** TASK TO COMPLETE **
Search the data for the string "Analysis" and extract every line where it appears.

--- start of DATA SUPPLIED ---

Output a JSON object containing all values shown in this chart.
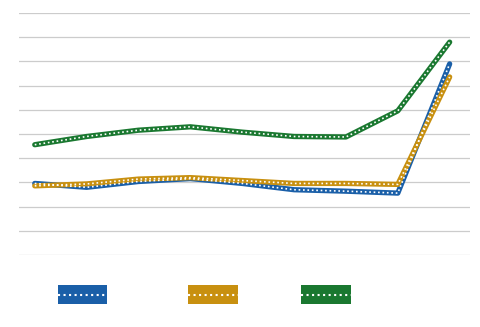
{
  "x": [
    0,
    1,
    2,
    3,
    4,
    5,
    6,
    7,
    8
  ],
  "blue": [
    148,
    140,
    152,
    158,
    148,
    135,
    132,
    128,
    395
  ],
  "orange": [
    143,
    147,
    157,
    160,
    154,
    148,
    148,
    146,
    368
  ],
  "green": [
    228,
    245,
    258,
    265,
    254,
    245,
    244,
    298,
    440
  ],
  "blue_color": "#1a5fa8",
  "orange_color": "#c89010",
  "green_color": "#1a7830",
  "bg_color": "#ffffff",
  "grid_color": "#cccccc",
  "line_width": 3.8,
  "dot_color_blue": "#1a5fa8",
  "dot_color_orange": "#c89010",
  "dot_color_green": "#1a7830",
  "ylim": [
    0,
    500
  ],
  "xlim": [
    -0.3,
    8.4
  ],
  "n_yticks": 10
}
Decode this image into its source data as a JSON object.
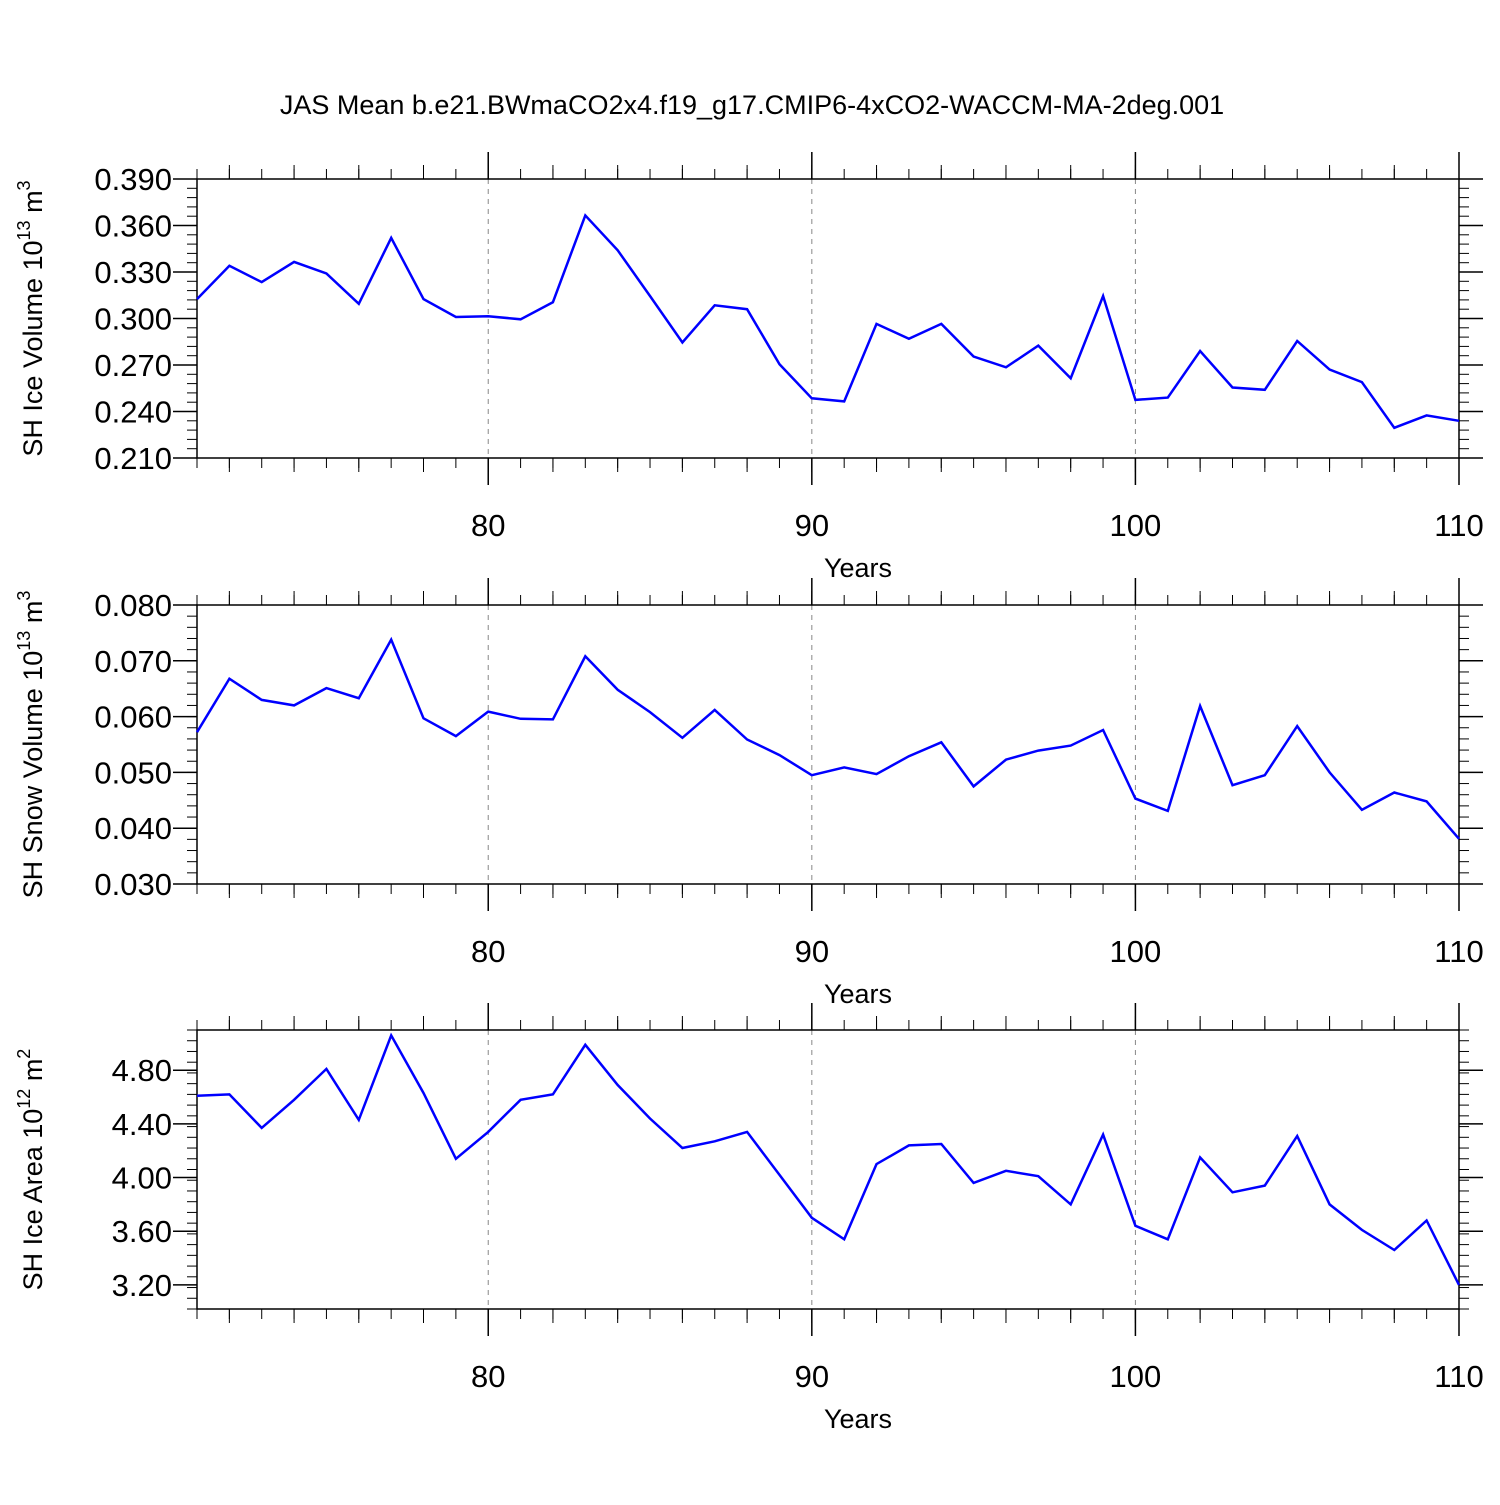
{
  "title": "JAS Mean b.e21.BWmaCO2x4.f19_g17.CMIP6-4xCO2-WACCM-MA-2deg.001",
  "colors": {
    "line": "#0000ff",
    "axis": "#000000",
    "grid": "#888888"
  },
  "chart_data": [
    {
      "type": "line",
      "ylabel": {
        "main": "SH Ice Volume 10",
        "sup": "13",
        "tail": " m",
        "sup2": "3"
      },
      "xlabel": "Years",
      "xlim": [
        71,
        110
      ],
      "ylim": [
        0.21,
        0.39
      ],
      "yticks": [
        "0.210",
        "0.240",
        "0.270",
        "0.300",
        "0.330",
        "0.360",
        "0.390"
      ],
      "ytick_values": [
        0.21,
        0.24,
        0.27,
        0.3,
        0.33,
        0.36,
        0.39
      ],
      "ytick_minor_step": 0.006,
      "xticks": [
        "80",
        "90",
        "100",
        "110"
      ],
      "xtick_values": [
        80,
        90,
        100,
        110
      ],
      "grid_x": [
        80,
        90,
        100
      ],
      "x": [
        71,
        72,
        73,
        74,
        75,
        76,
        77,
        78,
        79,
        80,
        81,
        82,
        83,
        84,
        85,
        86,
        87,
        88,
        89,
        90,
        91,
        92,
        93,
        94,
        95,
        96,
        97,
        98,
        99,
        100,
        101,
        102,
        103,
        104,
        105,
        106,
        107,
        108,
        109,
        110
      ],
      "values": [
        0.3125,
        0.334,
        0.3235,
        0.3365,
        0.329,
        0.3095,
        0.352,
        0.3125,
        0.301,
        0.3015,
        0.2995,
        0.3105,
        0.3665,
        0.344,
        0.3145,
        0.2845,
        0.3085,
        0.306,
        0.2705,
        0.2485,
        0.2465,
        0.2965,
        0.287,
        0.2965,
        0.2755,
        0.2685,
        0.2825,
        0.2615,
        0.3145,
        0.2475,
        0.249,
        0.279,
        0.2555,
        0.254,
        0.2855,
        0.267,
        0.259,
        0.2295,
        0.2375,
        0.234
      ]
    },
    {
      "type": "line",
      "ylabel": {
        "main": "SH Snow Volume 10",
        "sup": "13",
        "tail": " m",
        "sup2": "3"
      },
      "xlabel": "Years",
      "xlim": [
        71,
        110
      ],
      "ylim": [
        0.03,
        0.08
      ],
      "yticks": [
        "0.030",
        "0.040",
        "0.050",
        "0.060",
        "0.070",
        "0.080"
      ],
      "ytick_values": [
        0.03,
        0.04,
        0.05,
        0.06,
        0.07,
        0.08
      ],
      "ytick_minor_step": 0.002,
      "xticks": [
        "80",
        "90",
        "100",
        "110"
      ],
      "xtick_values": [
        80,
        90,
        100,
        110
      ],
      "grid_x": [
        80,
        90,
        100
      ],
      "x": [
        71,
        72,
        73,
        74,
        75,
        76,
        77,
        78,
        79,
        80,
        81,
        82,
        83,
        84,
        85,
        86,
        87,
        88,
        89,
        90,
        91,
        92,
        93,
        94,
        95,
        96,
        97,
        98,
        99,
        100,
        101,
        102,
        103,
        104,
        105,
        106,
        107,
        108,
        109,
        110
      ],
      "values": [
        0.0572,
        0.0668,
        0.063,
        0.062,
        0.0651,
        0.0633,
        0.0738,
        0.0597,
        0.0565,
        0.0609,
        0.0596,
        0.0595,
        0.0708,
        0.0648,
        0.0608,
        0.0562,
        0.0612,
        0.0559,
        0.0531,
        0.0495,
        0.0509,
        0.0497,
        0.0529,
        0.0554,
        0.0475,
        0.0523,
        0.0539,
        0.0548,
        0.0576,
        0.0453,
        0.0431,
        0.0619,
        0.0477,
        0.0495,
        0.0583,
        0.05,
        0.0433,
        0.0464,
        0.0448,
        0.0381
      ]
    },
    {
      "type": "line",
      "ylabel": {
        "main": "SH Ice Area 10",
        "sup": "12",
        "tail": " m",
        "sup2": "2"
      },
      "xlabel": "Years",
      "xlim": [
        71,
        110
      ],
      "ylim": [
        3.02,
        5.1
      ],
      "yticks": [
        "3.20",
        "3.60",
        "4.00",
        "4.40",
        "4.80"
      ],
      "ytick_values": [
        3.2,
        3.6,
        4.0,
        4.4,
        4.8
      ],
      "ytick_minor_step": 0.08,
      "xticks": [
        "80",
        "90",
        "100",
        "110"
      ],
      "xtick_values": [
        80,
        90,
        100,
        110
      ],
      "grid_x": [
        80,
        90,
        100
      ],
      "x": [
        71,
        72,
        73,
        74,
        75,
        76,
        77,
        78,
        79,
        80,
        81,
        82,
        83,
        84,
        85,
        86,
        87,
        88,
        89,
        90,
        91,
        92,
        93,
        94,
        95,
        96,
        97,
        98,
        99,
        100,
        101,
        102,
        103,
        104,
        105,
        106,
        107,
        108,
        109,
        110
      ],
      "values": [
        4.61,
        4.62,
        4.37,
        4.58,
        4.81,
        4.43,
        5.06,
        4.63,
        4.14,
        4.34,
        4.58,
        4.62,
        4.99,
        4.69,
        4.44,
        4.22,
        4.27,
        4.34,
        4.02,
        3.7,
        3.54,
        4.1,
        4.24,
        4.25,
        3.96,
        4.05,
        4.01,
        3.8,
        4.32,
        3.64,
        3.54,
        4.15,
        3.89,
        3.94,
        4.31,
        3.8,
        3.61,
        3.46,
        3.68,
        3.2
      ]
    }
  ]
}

--- end of DATA SUPPLIED ---
--- start of DATA SUPPLIED ---

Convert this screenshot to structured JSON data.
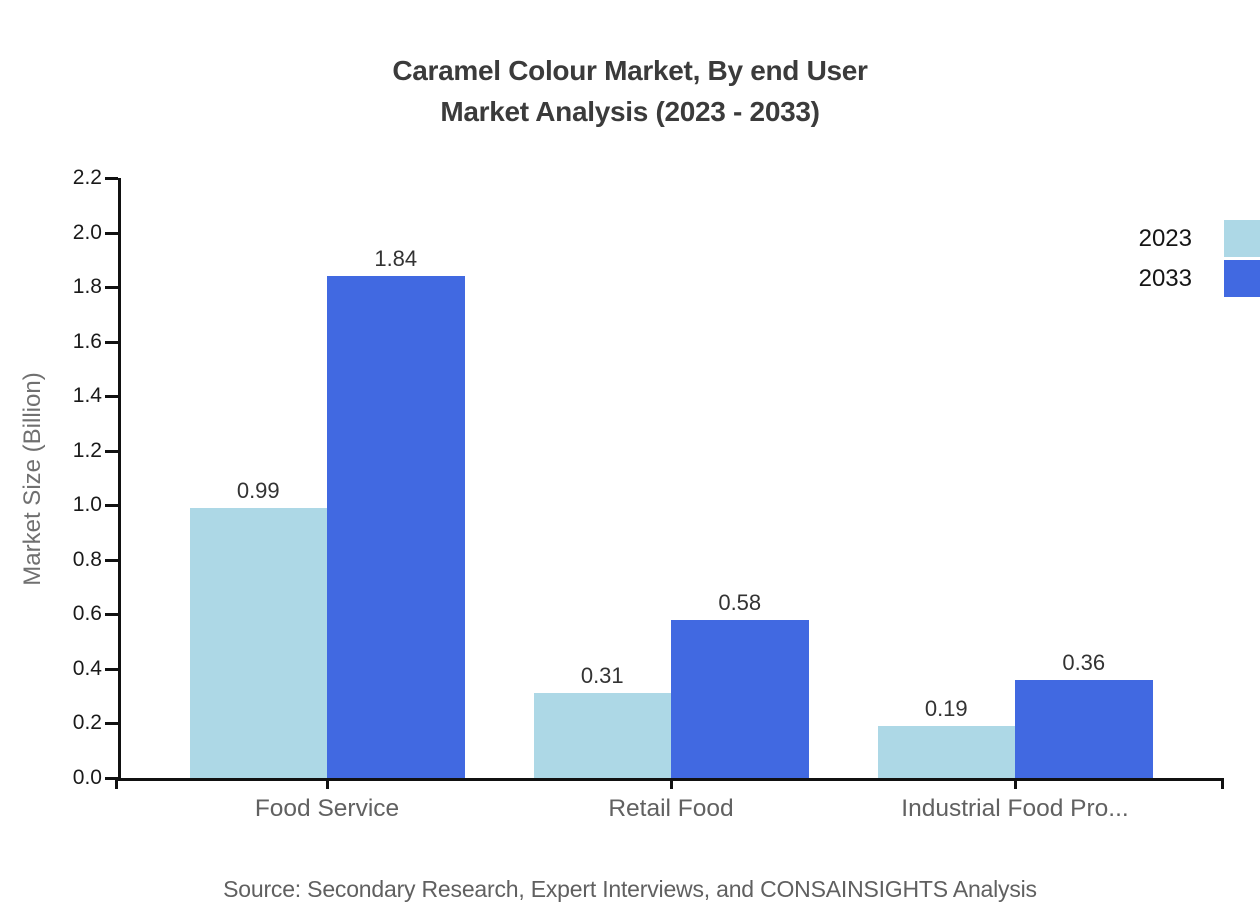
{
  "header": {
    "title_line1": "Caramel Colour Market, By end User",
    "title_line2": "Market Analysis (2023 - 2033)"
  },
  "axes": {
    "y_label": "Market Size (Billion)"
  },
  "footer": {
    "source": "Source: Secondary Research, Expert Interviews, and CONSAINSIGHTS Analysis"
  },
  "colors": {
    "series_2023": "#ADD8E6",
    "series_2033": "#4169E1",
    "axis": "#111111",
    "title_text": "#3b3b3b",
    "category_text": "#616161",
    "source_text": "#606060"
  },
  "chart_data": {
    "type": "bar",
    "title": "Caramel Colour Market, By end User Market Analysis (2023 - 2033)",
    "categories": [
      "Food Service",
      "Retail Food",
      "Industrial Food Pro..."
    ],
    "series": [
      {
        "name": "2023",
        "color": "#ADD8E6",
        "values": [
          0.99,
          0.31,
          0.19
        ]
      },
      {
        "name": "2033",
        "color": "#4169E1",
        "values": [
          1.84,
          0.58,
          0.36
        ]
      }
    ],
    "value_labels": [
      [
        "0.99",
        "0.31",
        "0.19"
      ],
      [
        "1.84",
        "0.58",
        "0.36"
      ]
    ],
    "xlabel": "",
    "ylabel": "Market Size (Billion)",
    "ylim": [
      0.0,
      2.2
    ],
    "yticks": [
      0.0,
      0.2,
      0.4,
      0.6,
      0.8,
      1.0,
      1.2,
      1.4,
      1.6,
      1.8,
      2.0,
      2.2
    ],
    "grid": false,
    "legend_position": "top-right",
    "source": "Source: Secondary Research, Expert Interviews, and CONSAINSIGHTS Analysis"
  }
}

--- end of DATA SUPPLIED ---
--- start of DATA SUPPLIED ---

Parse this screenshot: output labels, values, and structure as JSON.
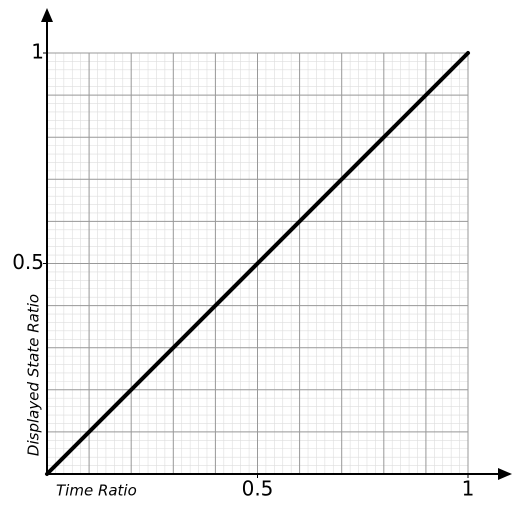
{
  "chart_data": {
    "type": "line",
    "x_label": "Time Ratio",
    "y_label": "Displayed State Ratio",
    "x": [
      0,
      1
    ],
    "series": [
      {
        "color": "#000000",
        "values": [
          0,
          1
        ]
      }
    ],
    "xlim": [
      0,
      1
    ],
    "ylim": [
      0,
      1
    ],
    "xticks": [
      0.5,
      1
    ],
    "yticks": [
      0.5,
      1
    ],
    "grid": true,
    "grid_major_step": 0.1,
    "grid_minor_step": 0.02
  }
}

--- end of DATA SUPPLIED ---

** THE RESPONSE **
    "title_line2": "Market Analysis (2023 - 2033)"
    "source": "Source: Secondary Research, Expert Interviews, and CONSAINSIGHTS Analysis"
    "title": "Caramel Colour Market, By end User Market Analysis (2023 - 2033)",
    "source": "Source: Secondary Research, Expert Interviews, and CONSAINSIGHTS Analysis"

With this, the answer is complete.